#### Task directions:
Quote all entries exactly, leaving pictures aside.

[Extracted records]
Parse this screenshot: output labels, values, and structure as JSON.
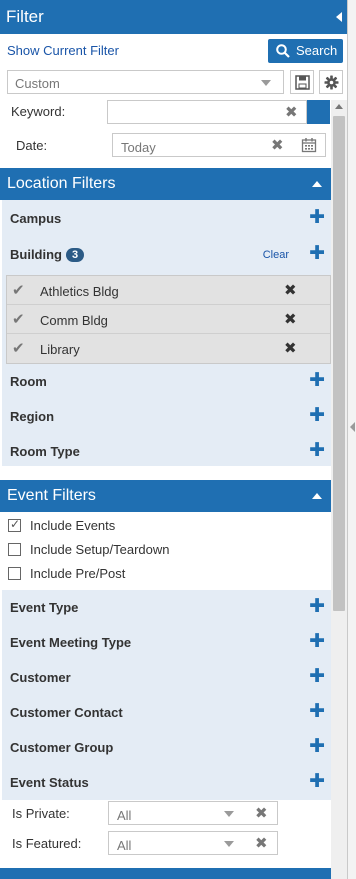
{
  "header": {
    "title": "Filter"
  },
  "top": {
    "show_filter_label": "Show Current Filter",
    "search_label": "Search",
    "preset_value": "Custom"
  },
  "fields": {
    "keyword_label": "Keyword:",
    "keyword_value": "",
    "date_label": "Date:",
    "date_value": "Today"
  },
  "location": {
    "title": "Location Filters",
    "campus": "Campus",
    "building": "Building",
    "building_count": "3",
    "clear_label": "Clear",
    "buildings": [
      "Athletics Bldg",
      "Comm Bldg",
      "Library"
    ],
    "room": "Room",
    "region": "Region",
    "room_type": "Room Type"
  },
  "event": {
    "title": "Event Filters",
    "checkboxes": [
      {
        "label": "Include Events",
        "checked": true
      },
      {
        "label": "Include Setup/Teardown",
        "checked": false
      },
      {
        "label": "Include Pre/Post",
        "checked": false
      }
    ],
    "rows": [
      "Event Type",
      "Event Meeting Type",
      "Customer",
      "Customer Contact",
      "Customer Group",
      "Event Status"
    ],
    "is_private_label": "Is Private:",
    "is_private_value": "All",
    "is_featured_label": "Is Featured:",
    "is_featured_value": "All"
  },
  "colors": {
    "accent": "#1f6fb2",
    "section_bg": "#e4ecf5",
    "selected_bg": "#e2e2e2"
  }
}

#### In response:
Parse this screenshot: output labels, values, and structure as JSON.
{
  "header": {
    "title": "Filter"
  },
  "top": {
    "show_filter_label": "Show Current Filter",
    "search_label": "Search",
    "preset_value": "Custom"
  },
  "fields": {
    "keyword_label": "Keyword:",
    "keyword_value": "",
    "date_label": "Date:",
    "date_value": "Today"
  },
  "location": {
    "title": "Location Filters",
    "campus": "Campus",
    "building": "Building",
    "building_count": "3",
    "clear_label": "Clear",
    "buildings": [
      "Athletics Bldg",
      "Comm Bldg",
      "Library"
    ],
    "room": "Room",
    "region": "Region",
    "room_type": "Room Type"
  },
  "event": {
    "title": "Event Filters",
    "checkboxes": [
      {
        "label": "Include Events",
        "checked": true
      },
      {
        "label": "Include Setup/Teardown",
        "checked": false
      },
      {
        "label": "Include Pre/Post",
        "checked": false
      }
    ],
    "rows": [
      "Event Type",
      "Event Meeting Type",
      "Customer",
      "Customer Contact",
      "Customer Group",
      "Event Status"
    ],
    "is_private_label": "Is Private:",
    "is_private_value": "All",
    "is_featured_label": "Is Featured:",
    "is_featured_value": "All"
  },
  "colors": {
    "accent": "#1f6fb2",
    "section_bg": "#e4ecf5",
    "selected_bg": "#e2e2e2"
  }
}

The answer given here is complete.